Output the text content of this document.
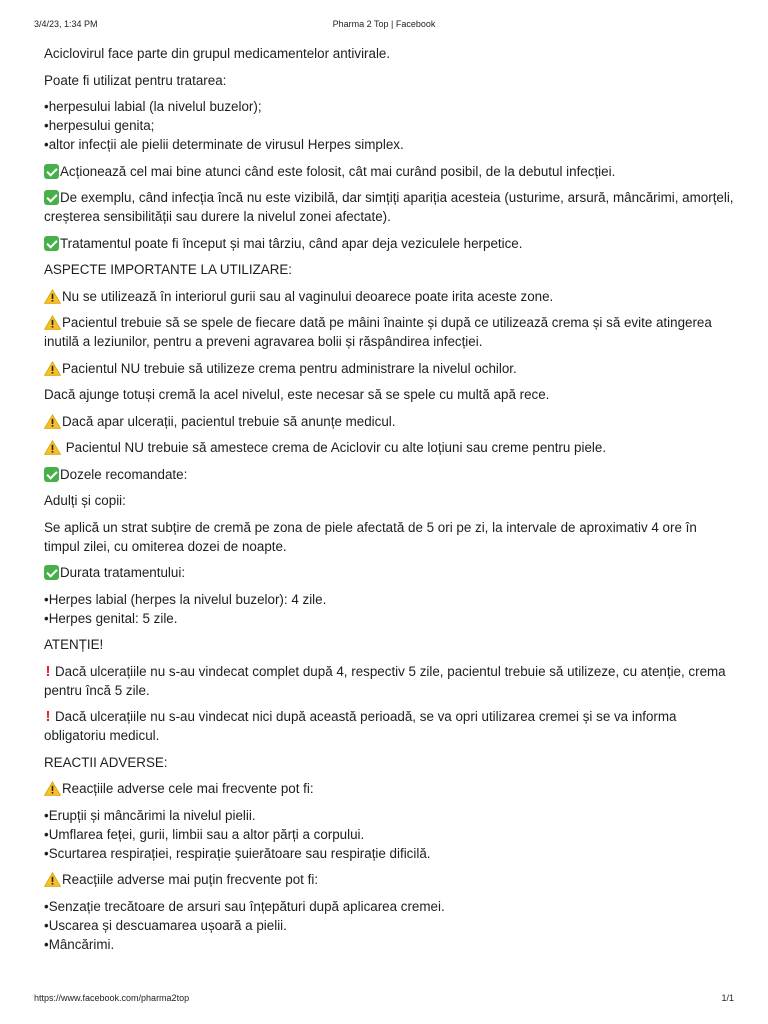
3/4/23, 1:34 PM	Pharma 2 Top | Facebook

Aciclovirul face parte din grupul medicamentelor antivirale.

Poate fi utilizat pentru tratarea:

•herpesului labial (la nivelul buzelor);
•herpesului genita;
•altor infecții ale pielii determinate de virusul Herpes simplex.

Acționează cel mai bine atunci când este folosit, cât mai curând posibil, de la debutul infecției.

De exemplu, când infecția încă nu este vizibilă, dar simțiți apariția acesteia (usturime, arsură, mâncărimi, amorțeli, creșterea sensibilității sau durere la nivelul zonei afectate).

Tratamentul poate fi început și mai târziu, când apar deja veziculele herpetice.

ASPECTE IMPORTANTE LA UTILIZARE:

Nu se utilizează în interiorul gurii sau al vaginului deoarece poate irita aceste zone.

Pacientul trebuie să se spele de fiecare dată pe mâini înainte și după ce utilizează crema și să evite atingerea inutilă a leziunilor, pentru a preveni agravarea bolii și răspândirea infecției.

Pacientul NU trebuie să utilizeze crema pentru administrare la nivelul ochilor.

Dacă ajunge totuși cremă la acel nivelul, este necesar să se spele cu multă apă rece.

Dacă apar ulcerații, pacientul trebuie să anunțe medicul.

Pacientul NU trebuie să amestece crema de Aciclovir cu alte loțiuni sau creme pentru piele.

Dozele recomandate:

Adulți și copii:

Se aplică un strat subțire de cremă pe zona de piele afectată de 5 ori pe zi, la intervale de aproximativ 4 ore în timpul zilei, cu omiterea dozei de noapte.

Durata tratamentului:

•Herpes labial (herpes la nivelul buzelor): 4 zile.
•Herpes genital: 5 zile.

ATENȚIE!

! Dacă ulcerațiile nu s-au vindecat complet după 4, respectiv 5 zile, pacientul trebuie să utilizeze, cu atenție, crema pentru încă 5 zile.

! Dacă ulcerațiile nu s-au vindecat nici după această perioadă, se va opri utilizarea cremei și se va informa obligatoriu medicul.

REACTII ADVERSE:

Reacțiile adverse cele mai frecvente pot fi:

•Erupții și mâncărimi la nivelul pielii.
•Umflarea feței, gurii, limbii sau a altor părți a corpului.
•Scurtarea respirației, respirație șuierătoare sau respirație dificilă.

Reacțiile adverse mai puțin frecvente pot fi:

•Senzație trecătoare de arsuri sau înțepături după aplicarea cremei.
•Uscarea și descuamarea ușoară a pielii.
•Mâncărimi.
https://www.facebook.com/pharma2top	1/1
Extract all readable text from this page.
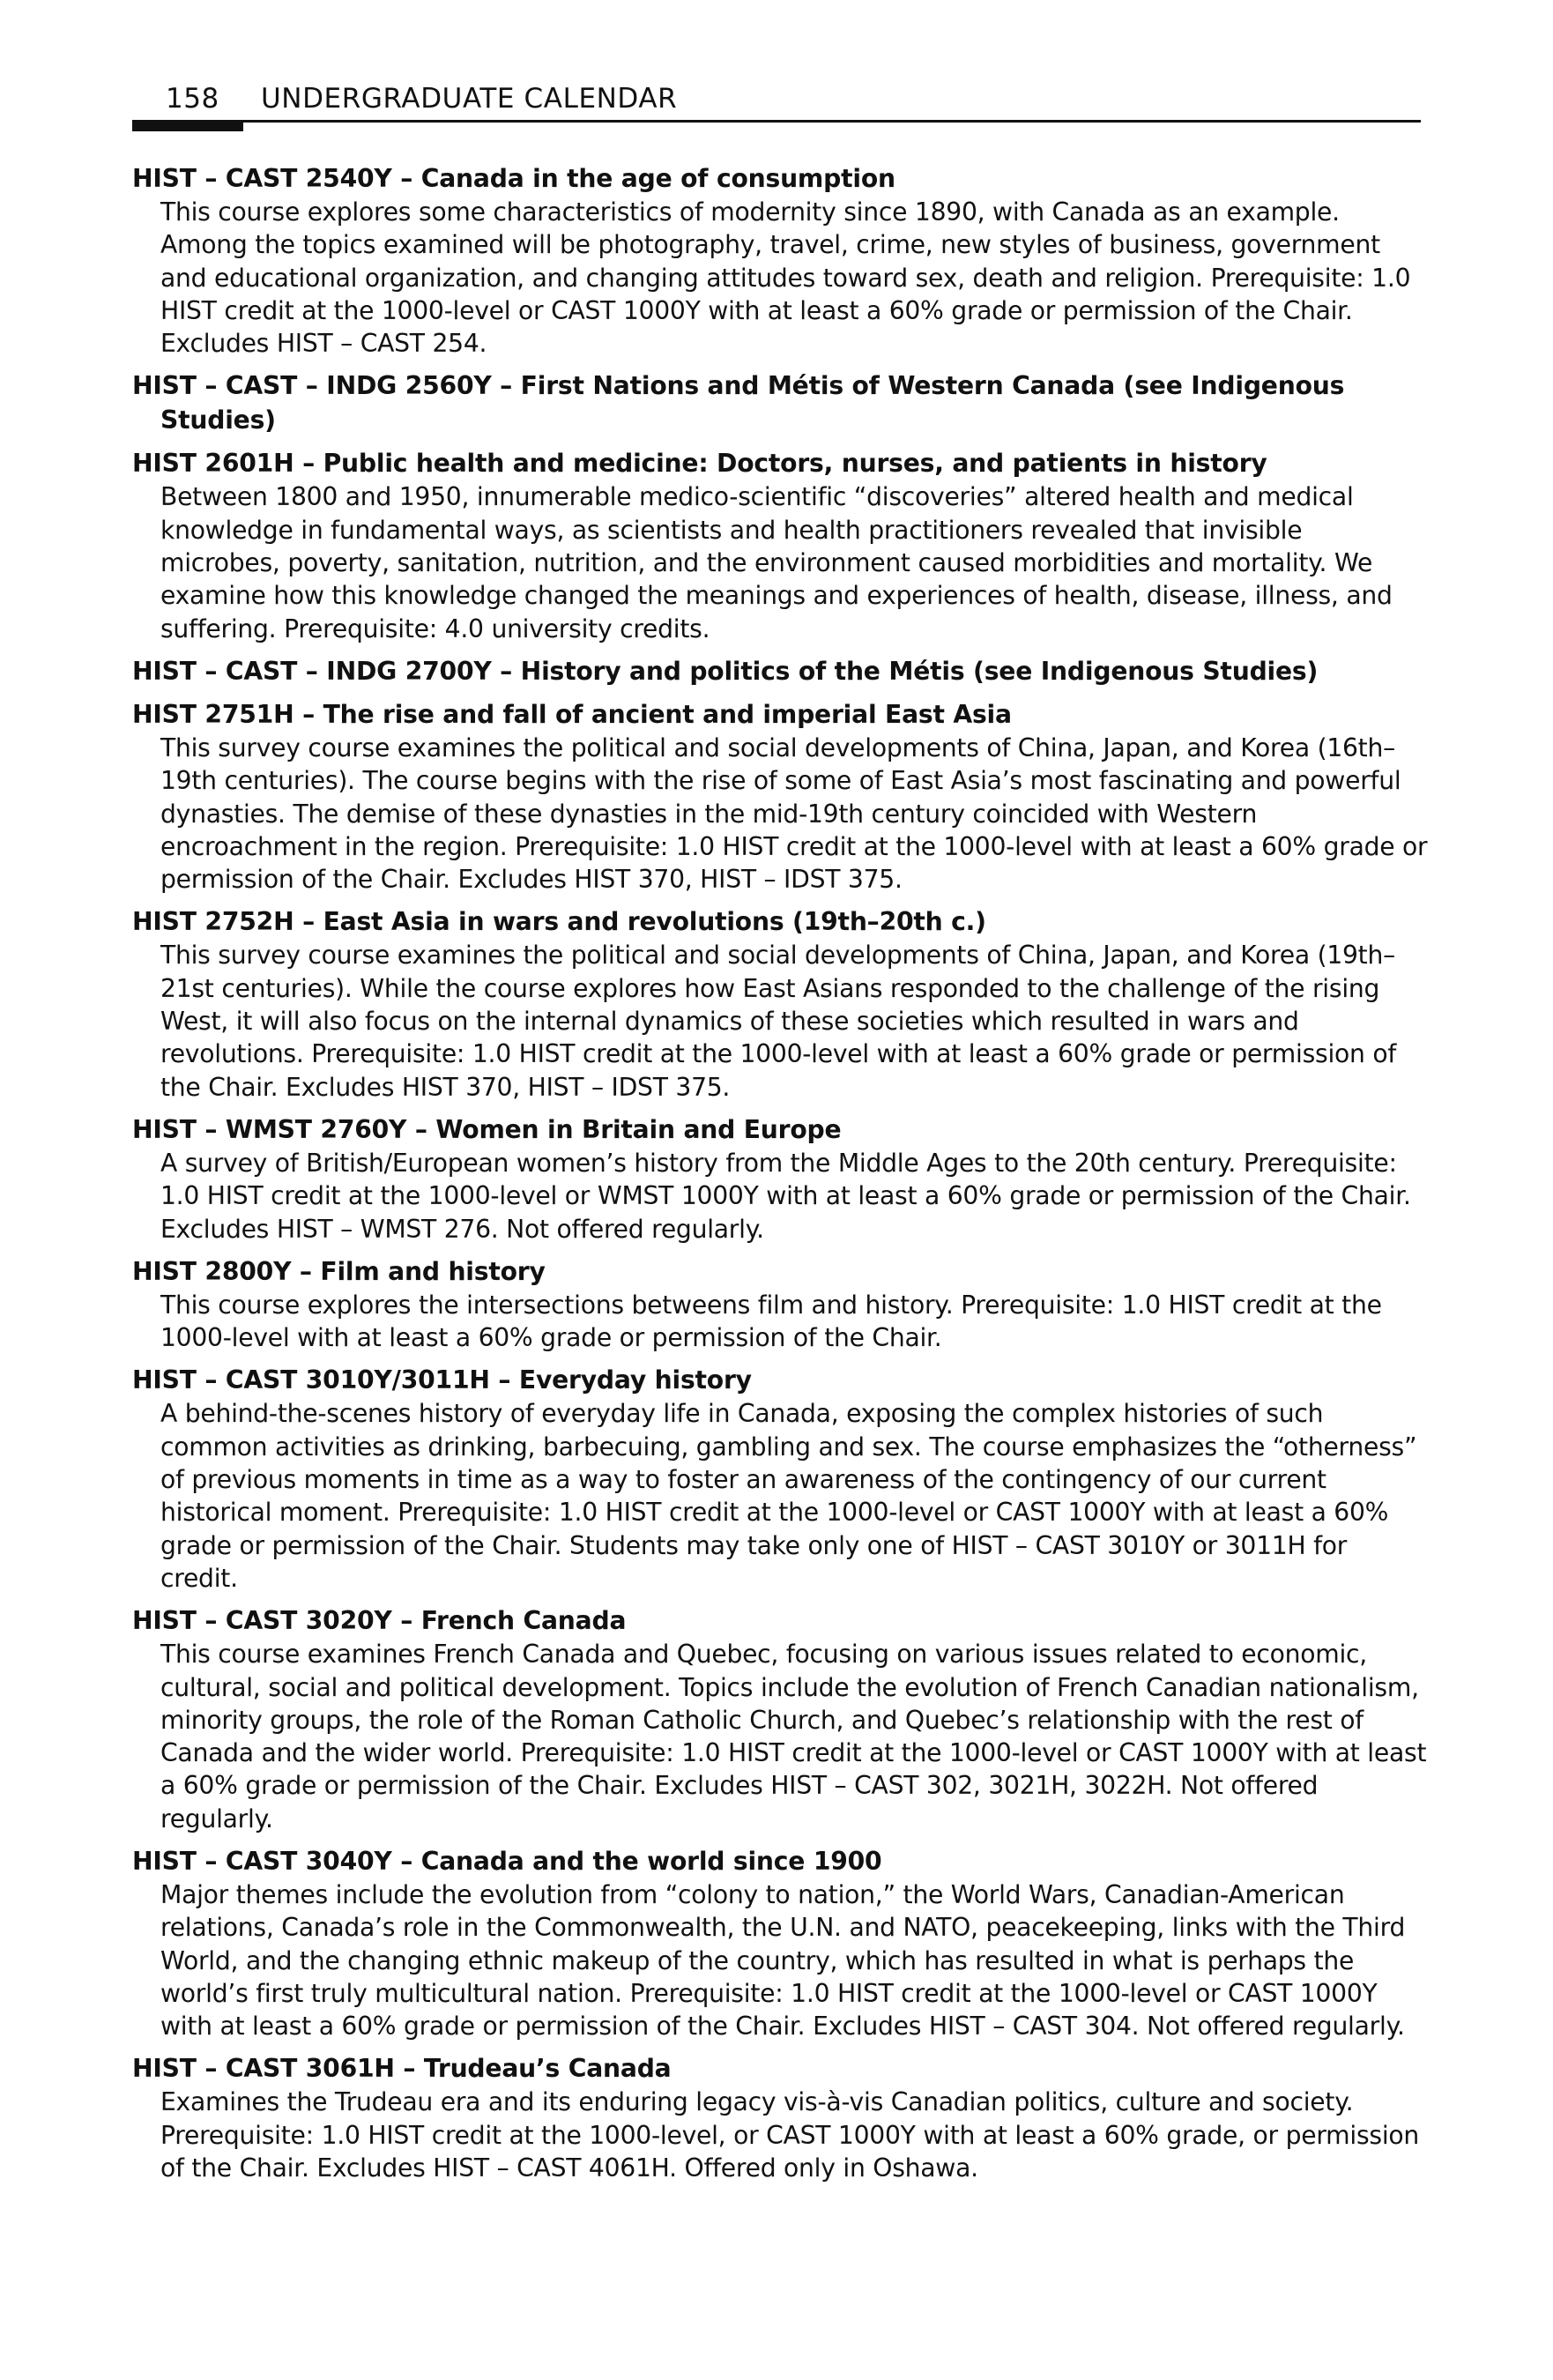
158 UNDERGRADUATE CALENDAR
HIST – CAST 2540Y – Canada in the age of consumption
This course explores some characteristics of modernity since 1890, with Canada as an example. Among the topics examined will be photography, travel, crime, new styles of business, government and educational organization, and changing attitudes toward sex, death and religion. Prerequisite: 1.0 HIST credit at the 1000-level or CAST 1000Y with at least a 60% grade or permission of the Chair. Excludes HIST – CAST 254.
HIST – CAST – INDG 2560Y – First Nations and Métis of Western Canada (see Indigenous Studies)
HIST 2601H – Public health and medicine: Doctors, nurses, and patients in history
Between 1800 and 1950, innumerable medico-scientific “discoveries” altered health and medical knowledge in fundamental ways, as scientists and health practitioners revealed that invisible microbes, poverty, sanitation, nutrition, and the environment caused morbidities and mortality. We examine how this knowledge changed the meanings and experiences of health, disease, illness, and suffering. Prerequisite: 4.0 university credits.
HIST – CAST – INDG 2700Y – History and politics of the Métis (see Indigenous Studies)
HIST 2751H – The rise and fall of ancient and imperial East Asia
This survey course examines the political and social developments of China, Japan, and Korea (16th–19th centuries). The course begins with the rise of some of East Asia’s most fascinating and powerful dynasties. The demise of these dynasties in the mid-19th century coincided with Western encroachment in the region. Prerequisite: 1.0 HIST credit at the 1000-level with at least a 60% grade or permission of the Chair. Excludes HIST 370, HIST – IDST 375.
HIST 2752H – East Asia in wars and revolutions (19th–20th c.)
This survey course examines the political and social developments of China, Japan, and Korea (19th–21st centuries). While the course explores how East Asians responded to the challenge of the rising West, it will also focus on the internal dynamics of these societies which resulted in wars and revolutions. Prerequisite: 1.0 HIST credit at the 1000-level with at least a 60% grade or permission of the Chair. Excludes HIST 370, HIST – IDST 375.
HIST – WMST 2760Y – Women in Britain and Europe
A survey of British/European women’s history from the Middle Ages to the 20th century. Prerequisite: 1.0 HIST credit at the 1000-level or WMST 1000Y with at least a 60% grade or permission of the Chair. Excludes HIST – WMST 276. Not offered regularly.
HIST 2800Y – Film and history
This course explores the intersections betweens film and history. Prerequisite: 1.0 HIST credit at the 1000-level with at least a 60% grade or permission of the Chair.
HIST – CAST 3010Y/3011H – Everyday history
A behind-the-scenes history of everyday life in Canada, exposing the complex histories of such common activities as drinking, barbecuing, gambling and sex. The course emphasizes the “otherness” of previous moments in time as a way to foster an awareness of the contingency of our current historical moment. Prerequisite: 1.0 HIST credit at the 1000-level or CAST 1000Y with at least a 60% grade or permission of the Chair. Students may take only one of HIST – CAST 3010Y or 3011H for credit.
HIST – CAST 3020Y – French Canada
This course examines French Canada and Quebec, focusing on various issues related to economic, cultural, social and political development. Topics include the evolution of French Canadian nationalism, minority groups, the role of the Roman Catholic Church, and Quebec’s relationship with the rest of Canada and the wider world. Prerequisite: 1.0 HIST credit at the 1000-level or CAST 1000Y with at least a 60% grade or permission of the Chair. Excludes HIST – CAST 302, 3021H, 3022H. Not offered regularly.
HIST – CAST 3040Y – Canada and the world since 1900
Major themes include the evolution from “colony to nation,” the World Wars, Canadian-American relations, Canada’s role in the Commonwealth, the U.N. and NATO, peacekeeping, links with the Third World, and the changing ethnic makeup of the country, which has resulted in what is perhaps the world’s first truly multicultural nation. Prerequisite: 1.0 HIST credit at the 1000-level or CAST 1000Y with at least a 60% grade or permission of the Chair. Excludes HIST – CAST 304. Not offered regularly.
HIST – CAST 3061H – Trudeau’s Canada
Examines the Trudeau era and its enduring legacy vis-à-vis Canadian politics, culture and society. Prerequisite: 1.0 HIST credit at the 1000-level, or CAST 1000Y with at least a 60% grade, or permission of the Chair. Excludes HIST – CAST 4061H. Offered only in Oshawa.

========================================

> _Work item_: In the material above, find each line that has the string "ulcerațiile" and return it.

> _Finished task_:
! Dacă ulcerațiile nu s-au vindecat complet după 4, respectiv 5 zile, pacientul trebuie să utilizeze, cu atenție, crema pentru încă 5 zile.
! Dacă ulcerațiile nu s-au vindecat nici după această perioadă, se va opri utilizarea cremei și se va informa obligatoriu medicul.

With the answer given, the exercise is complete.